Part of a data file:
---

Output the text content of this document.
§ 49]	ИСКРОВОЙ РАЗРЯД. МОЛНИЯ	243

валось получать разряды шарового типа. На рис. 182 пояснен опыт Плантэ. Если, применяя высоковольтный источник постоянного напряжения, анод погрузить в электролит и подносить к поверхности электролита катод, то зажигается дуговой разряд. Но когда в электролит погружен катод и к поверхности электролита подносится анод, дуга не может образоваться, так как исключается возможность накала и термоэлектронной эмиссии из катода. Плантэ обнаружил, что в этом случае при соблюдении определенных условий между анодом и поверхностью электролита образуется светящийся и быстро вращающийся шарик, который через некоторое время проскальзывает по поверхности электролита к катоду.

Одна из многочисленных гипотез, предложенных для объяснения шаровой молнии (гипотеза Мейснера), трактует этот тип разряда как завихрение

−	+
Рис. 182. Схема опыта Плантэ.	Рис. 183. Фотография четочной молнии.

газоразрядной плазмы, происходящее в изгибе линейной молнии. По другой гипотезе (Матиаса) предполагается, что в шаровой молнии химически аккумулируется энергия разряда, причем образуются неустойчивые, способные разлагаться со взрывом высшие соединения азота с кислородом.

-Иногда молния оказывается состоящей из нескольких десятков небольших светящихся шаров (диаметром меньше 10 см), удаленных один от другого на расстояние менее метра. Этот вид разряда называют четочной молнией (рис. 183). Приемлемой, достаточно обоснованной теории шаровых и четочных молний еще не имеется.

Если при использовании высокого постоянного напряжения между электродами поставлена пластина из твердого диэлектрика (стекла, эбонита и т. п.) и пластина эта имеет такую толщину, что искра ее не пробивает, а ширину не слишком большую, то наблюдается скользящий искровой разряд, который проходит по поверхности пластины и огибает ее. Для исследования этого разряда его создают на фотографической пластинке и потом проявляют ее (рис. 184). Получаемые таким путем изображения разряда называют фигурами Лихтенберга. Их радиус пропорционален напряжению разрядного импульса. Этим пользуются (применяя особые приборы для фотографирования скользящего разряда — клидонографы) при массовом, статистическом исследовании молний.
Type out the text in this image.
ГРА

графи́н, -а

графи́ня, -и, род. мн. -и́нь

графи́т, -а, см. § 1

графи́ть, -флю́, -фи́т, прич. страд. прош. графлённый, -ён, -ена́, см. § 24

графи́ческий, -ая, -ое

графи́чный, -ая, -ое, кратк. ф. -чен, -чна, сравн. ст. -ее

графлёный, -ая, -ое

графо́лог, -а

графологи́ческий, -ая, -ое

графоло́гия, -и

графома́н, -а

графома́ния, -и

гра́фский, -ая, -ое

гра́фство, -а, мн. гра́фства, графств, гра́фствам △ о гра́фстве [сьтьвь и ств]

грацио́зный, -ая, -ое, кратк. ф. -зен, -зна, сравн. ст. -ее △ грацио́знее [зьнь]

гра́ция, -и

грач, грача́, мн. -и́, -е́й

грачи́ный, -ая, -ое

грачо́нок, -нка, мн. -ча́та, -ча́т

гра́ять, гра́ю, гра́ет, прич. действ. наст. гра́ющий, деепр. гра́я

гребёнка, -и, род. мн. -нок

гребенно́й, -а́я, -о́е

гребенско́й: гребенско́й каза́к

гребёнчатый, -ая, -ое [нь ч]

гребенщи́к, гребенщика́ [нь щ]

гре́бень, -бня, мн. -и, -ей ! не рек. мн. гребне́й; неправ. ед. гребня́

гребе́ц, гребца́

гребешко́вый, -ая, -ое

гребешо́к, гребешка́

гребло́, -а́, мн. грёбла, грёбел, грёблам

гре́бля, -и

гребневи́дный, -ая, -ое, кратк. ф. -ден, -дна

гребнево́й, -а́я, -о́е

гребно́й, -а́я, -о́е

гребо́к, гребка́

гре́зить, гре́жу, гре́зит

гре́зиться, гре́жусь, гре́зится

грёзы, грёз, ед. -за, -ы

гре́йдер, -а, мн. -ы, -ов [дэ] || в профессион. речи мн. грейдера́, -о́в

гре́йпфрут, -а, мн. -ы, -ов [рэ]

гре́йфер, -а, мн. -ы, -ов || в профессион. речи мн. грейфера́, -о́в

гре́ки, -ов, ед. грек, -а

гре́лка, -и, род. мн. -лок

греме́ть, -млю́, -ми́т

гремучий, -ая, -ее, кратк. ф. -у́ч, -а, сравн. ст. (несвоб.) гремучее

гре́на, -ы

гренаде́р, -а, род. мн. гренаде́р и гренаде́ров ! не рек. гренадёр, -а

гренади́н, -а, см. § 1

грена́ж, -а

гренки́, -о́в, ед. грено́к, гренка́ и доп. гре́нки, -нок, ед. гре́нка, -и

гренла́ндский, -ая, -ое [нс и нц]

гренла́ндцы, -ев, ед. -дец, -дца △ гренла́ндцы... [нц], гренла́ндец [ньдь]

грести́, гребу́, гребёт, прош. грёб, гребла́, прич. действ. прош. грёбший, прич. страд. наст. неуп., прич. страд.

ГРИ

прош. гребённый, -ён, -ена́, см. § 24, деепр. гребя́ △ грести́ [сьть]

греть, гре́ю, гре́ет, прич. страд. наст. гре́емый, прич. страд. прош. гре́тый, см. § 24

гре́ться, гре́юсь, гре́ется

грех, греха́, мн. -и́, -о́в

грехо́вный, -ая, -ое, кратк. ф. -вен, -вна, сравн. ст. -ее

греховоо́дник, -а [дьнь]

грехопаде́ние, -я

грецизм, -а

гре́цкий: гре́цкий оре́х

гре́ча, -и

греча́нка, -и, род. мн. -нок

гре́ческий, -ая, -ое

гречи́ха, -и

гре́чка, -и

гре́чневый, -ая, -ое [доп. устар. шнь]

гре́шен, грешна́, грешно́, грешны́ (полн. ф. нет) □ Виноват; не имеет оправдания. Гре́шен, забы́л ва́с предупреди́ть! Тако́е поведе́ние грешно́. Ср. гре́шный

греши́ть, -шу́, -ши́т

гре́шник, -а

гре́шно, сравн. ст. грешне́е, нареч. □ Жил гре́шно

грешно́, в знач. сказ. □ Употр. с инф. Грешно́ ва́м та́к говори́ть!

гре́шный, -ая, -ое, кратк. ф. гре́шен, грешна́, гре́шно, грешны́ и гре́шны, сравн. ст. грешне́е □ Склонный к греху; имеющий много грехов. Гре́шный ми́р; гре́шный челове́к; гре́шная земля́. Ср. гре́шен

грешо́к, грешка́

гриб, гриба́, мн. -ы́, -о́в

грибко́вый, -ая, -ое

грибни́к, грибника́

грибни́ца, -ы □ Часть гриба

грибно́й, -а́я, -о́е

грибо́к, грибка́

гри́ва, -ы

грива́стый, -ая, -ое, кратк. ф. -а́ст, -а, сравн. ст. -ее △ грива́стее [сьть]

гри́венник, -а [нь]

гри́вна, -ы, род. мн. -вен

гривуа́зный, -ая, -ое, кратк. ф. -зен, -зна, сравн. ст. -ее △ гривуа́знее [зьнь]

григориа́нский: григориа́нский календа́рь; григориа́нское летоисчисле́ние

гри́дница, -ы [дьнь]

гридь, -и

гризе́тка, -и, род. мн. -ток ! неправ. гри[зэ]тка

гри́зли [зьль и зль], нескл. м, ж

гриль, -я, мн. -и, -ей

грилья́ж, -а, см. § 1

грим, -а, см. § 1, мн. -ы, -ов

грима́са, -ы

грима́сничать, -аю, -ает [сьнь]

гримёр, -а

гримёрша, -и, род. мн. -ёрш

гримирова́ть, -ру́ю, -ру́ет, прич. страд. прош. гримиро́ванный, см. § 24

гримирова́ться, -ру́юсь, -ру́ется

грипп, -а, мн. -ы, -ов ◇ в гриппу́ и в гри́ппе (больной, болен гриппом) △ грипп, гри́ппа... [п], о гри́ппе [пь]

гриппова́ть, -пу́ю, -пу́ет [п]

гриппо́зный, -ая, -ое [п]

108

---

• **Written exercise**: Print every record exactly as it was given.

• **Solution to this problem**:
Output the text content of this document.
§ 49]	ИСКРОВОЙ РАЗРЯД. МОЛНИЯ	243

валось получать разряды шарового типа. На рис. 182 пояснен опыт Плантэ. Если, применяя высоковольтный источник постоянного напряжения, анод погрузить в электролит и подносить к поверхности электролита катод, то зажигается дуговой разряд. Но когда в электролит погружен катод и к поверхности электролита подносится анод, дуга не может образоваться, так как исключается возможность накала и термоэлектронной эмиссии из катода. Плантэ обнаружил, что в этом случае при соблюдении определенных условий между анодом и поверхностью электролита образуется светящийся и быстро вращающийся шарик, который через некоторое время проскальзывает по поверхности электролита к катоду.

Одна из многочисленных гипотез, предложенных для объяснения шаровой молнии (гипотеза Мейснера), трактует этот тип разряда как завихрение

−	+
Рис. 182. Схема опыта Плантэ.	Рис. 183. Фотография четочной молнии.

газоразрядной плазмы, происходящее в изгибе линейной молнии. По другой гипотезе (Матиаса) предполагается, что в шаровой молнии химически аккумулируется энергия разряда, причем образуются неустойчивые, способные разлагаться со взрывом высшие соединения азота с кислородом.

-Иногда молния оказывается состоящей из нескольких десятков небольших светящихся шаров (диаметром меньше 10 см), удаленных один от другого на расстояние менее метра. Этот вид разряда называют четочной молнией (рис. 183). Приемлемой, достаточно обоснованной теории шаровых и четочных молний еще не имеется.

Если при использовании высокого постоянного напряжения между электродами поставлена пластина из твердого диэлектрика (стекла, эбонита и т. п.) и пластина эта имеет такую толщину, что искра ее не пробивает, а ширину не слишком большую, то наблюдается скользящий искровой разряд, который проходит по поверхности пластины и огибает ее. Для исследования этого разряда его создают на фотографической пластинке и потом проявляют ее (рис. 184). Получаемые таким путем изображения разряда называют фигурами Лихтенберга. Их радиус пропорционален напряжению разрядного импульса. Этим пользуются (применяя особые приборы для фотографирования скользящего разряда — клидонографы) при массовом, статистическом исследовании молний.
Type out the text in this image.
ГРА

графи́н, -а

графи́ня, -и, род. мн. -и́нь

графи́т, -а, см. § 1

графи́ть, -флю́, -фи́т, прич. страд. прош. графлённый, -ён, -ена́, см. § 24

графи́ческий, -ая, -ое

графи́чный, -ая, -ое, кратк. ф. -чен, -чна, сравн. ст. -ее

графлёный, -ая, -ое

графо́лог, -а

графологи́ческий, -ая, -ое

графоло́гия, -и

графома́н, -а

графома́ния, -и

гра́фский, -ая, -ое

гра́фство, -а, мн. гра́фства, графств, гра́фствам △ о гра́фстве [сьтьвь и ств]

грацио́зный, -ая, -ое, кратк. ф. -зен, -зна, сравн. ст. -ее △ грацио́знее [зьнь]

гра́ция, -и

грач, грача́, мн. -и́, -е́й

грачи́ный, -ая, -ое

грачо́нок, -нка, мн. -ча́та, -ча́т

гра́ять, гра́ю, гра́ет, прич. действ. наст. гра́ющий, деепр. гра́я

гребёнка, -и, род. мн. -нок

гребенно́й, -а́я, -о́е

гребенско́й: гребенско́й каза́к

гребёнчатый, -ая, -ое [нь ч]

гребенщи́к, гребенщика́ [нь щ]

гре́бень, -бня, мн. -и, -ей ! не рек. мн. гребне́й; неправ. ед. гребня́

гребе́ц, гребца́

гребешко́вый, -ая, -ое

гребешо́к, гребешка́

гребло́, -а́, мн. грёбла, грёбел, грёблам

гре́бля, -и

гребневи́дный, -ая, -ое, кратк. ф. -ден, -дна

гребнево́й, -а́я, -о́е

гребно́й, -а́я, -о́е

гребо́к, гребка́

гре́зить, гре́жу, гре́зит

гре́зиться, гре́жусь, гре́зится

грёзы, грёз, ед. -за, -ы

гре́йдер, -а, мн. -ы, -ов [дэ] || в профессион. речи мн. грейдера́, -о́в

гре́йпфрут, -а, мн. -ы, -ов [рэ]

гре́йфер, -а, мн. -ы, -ов || в профессион. речи мн. грейфера́, -о́в

гре́ки, -ов, ед. грек, -а

гре́лка, -и, род. мн. -лок

греме́ть, -млю́, -ми́т

гремучий, -ая, -ее, кратк. ф. -у́ч, -а, сравн. ст. (несвоб.) гремучее

гре́на, -ы

гренаде́р, -а, род. мн. гренаде́р и гренаде́ров ! не рек. гренадёр, -а

гренади́н, -а, см. § 1

грена́ж, -а

гренки́, -о́в, ед. грено́к, гренка́ и доп. гре́нки, -нок, ед. гре́нка, -и

гренла́ндский, -ая, -ое [нс и нц]

гренла́ндцы, -ев, ед. -дец, -дца △ гренла́ндцы... [нц], гренла́ндец [ньдь]

грести́, гребу́, гребёт, прош. грёб, гребла́, прич. действ. прош. грёбший, прич. страд. наст. неуп., прич. страд.

ГРИ

прош. гребённый, -ён, -ена́, см. § 24, деепр. гребя́ △ грести́ [сьть]

греть, гре́ю, гре́ет, прич. страд. наст. гре́емый, прич. страд. прош. гре́тый, см. § 24

гре́ться, гре́юсь, гре́ется

грех, греха́, мн. -и́, -о́в

грехо́вный, -ая, -ое, кратк. ф. -вен, -вна, сравн. ст. -ее

греховоо́дник, -а [дьнь]

грехопаде́ние, -я

грецизм, -а

гре́цкий: гре́цкий оре́х

гре́ча, -и

греча́нка, -и, род. мн. -нок

гре́ческий, -ая, -ое

гречи́ха, -и

гре́чка, -и

гре́чневый, -ая, -ое [доп. устар. шнь]

гре́шен, грешна́, грешно́, грешны́ (полн. ф. нет) □ Виноват; не имеет оправдания. Гре́шен, забы́л ва́с предупреди́ть! Тако́е поведе́ние грешно́. Ср. гре́шный

греши́ть, -шу́, -ши́т

гре́шник, -а

гре́шно, сравн. ст. грешне́е, нареч. □ Жил гре́шно

грешно́, в знач. сказ. □ Употр. с инф. Грешно́ ва́м та́к говори́ть!

гре́шный, -ая, -ое, кратк. ф. гре́шен, грешна́, гре́шно, грешны́ и гре́шны, сравн. ст. грешне́е □ Склонный к греху; имеющий много грехов. Гре́шный ми́р; гре́шный челове́к; гре́шная земля́. Ср. гре́шен

грешо́к, грешка́

гриб, гриба́, мн. -ы́, -о́в

грибко́вый, -ая, -ое

грибни́к, грибника́

грибни́ца, -ы □ Часть гриба

грибно́й, -а́я, -о́е

грибо́к, грибка́

гри́ва, -ы

грива́стый, -ая, -ое, кратк. ф. -а́ст, -а, сравн. ст. -ее △ грива́стее [сьть]

гри́венник, -а [нь]

гри́вна, -ы, род. мн. -вен

гривуа́зный, -ая, -ое, кратк. ф. -зен, -зна, сравн. ст. -ее △ гривуа́знее [зьнь]

григориа́нский: григориа́нский календа́рь; григориа́нское летоисчисле́ние

гри́дница, -ы [дьнь]

гридь, -и

гризе́тка, -и, род. мн. -ток ! неправ. гри[зэ]тка

гри́зли [зьль и зль], нескл. м, ж

гриль, -я, мн. -и, -ей

грилья́ж, -а, см. § 1

грим, -а, см. § 1, мн. -ы, -ов

грима́са, -ы

грима́сничать, -аю, -ает [сьнь]

гримёр, -а

гримёрша, -и, род. мн. -ёрш

гримирова́ть, -ру́ю, -ру́ет, прич. страд. прош. гримиро́ванный, см. § 24

гримирова́ться, -ру́юсь, -ру́ется

грипп, -а, мн. -ы, -ов ◇ в гриппу́ и в гри́ппе (больной, болен гриппом) △ грипп, гри́ппа... [п], о гри́ппе [пь]

гриппова́ть, -пу́ю, -пу́ет [п]

гриппо́зный, -ая, -ое [п]

108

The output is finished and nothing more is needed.